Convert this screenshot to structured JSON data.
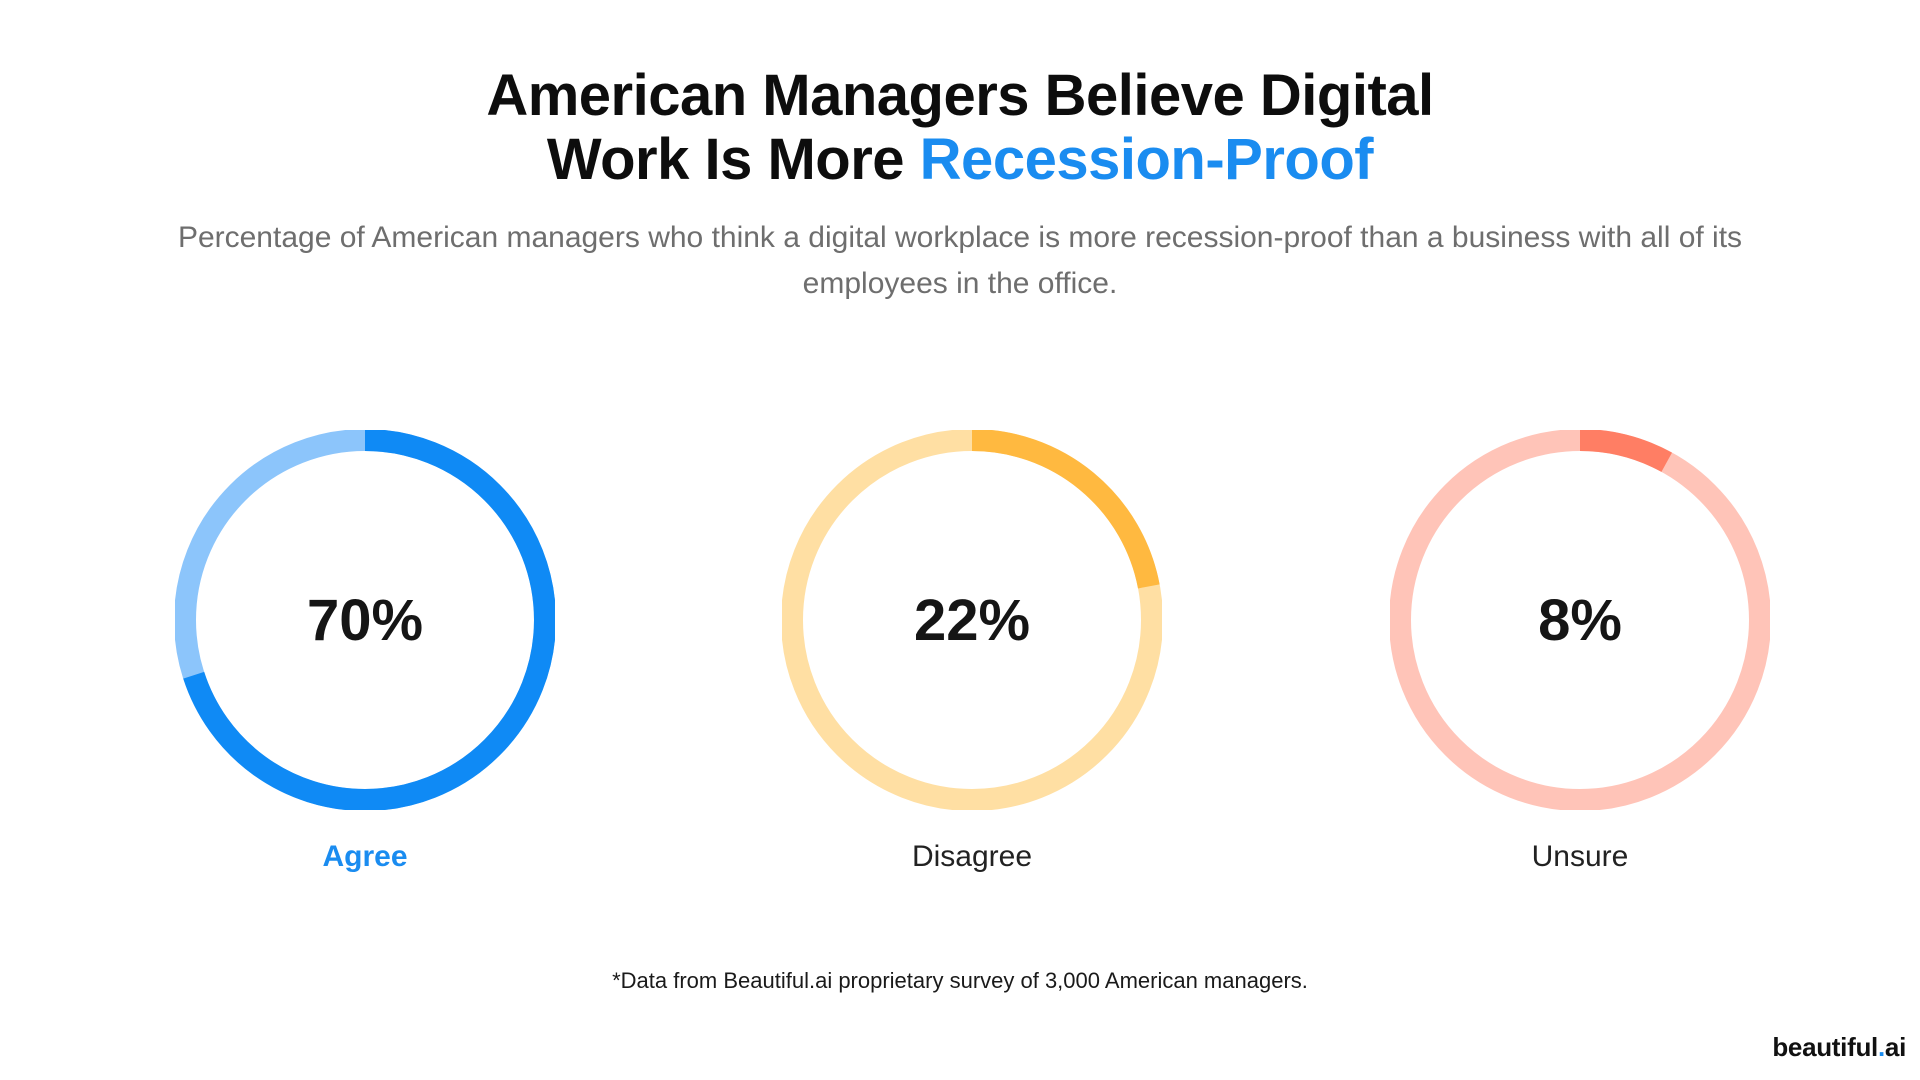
{
  "title": {
    "line1": "American Managers Believe Digital",
    "line2_prefix": "Work Is More ",
    "line2_accent": "Recession-Proof"
  },
  "subtitle": "Percentage of American managers who think a digital workplace is more recession-proof than a business with all of its employees in the office.",
  "chart_data": {
    "type": "pie",
    "categories": [
      "Agree",
      "Disagree",
      "Unsure"
    ],
    "values": [
      70,
      22,
      8
    ],
    "value_labels": [
      "70%",
      "22%",
      "8%"
    ],
    "unit": "%",
    "colors": {
      "Agree": {
        "fill": "#0f8af5",
        "track": "#8cc5fb"
      },
      "Disagree": {
        "fill": "#ffb940",
        "track": "#ffdfa3"
      },
      "Unsure": {
        "fill": "#ff7e64",
        "track": "#ffc4b8"
      }
    },
    "highlighted": "Agree"
  },
  "footnote": "*Data from Beautiful.ai proprietary survey of 3,000 American managers.",
  "logo": {
    "text": "beautiful",
    "dot": ".",
    "suffix": "ai"
  }
}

···

» **GOAL**
Each line of the data should be quoted exactly, with pictures left out.

» **OUTPUT OF THE EXERCISE**
Convert this screenshot to structured JSON data.
{
  "title": {
    "line1": "American Managers Believe Digital",
    "line2_prefix": "Work Is More ",
    "line2_accent": "Recession-Proof"
  },
  "subtitle": "Percentage of American managers who think a digital workplace is more recession-proof than a business with all of its employees in the office.",
  "chart_data": {
    "type": "pie",
    "categories": [
      "Agree",
      "Disagree",
      "Unsure"
    ],
    "values": [
      70,
      22,
      8
    ],
    "value_labels": [
      "70%",
      "22%",
      "8%"
    ],
    "unit": "%",
    "colors": {
      "Agree": {
        "fill": "#0f8af5",
        "track": "#8cc5fb"
      },
      "Disagree": {
        "fill": "#ffb940",
        "track": "#ffdfa3"
      },
      "Unsure": {
        "fill": "#ff7e64",
        "track": "#ffc4b8"
      }
    },
    "highlighted": "Agree"
  },
  "footnote": "*Data from Beautiful.ai proprietary survey of 3,000 American managers.",
  "logo": {
    "text": "beautiful",
    "dot": ".",
    "suffix": "ai"
  }
}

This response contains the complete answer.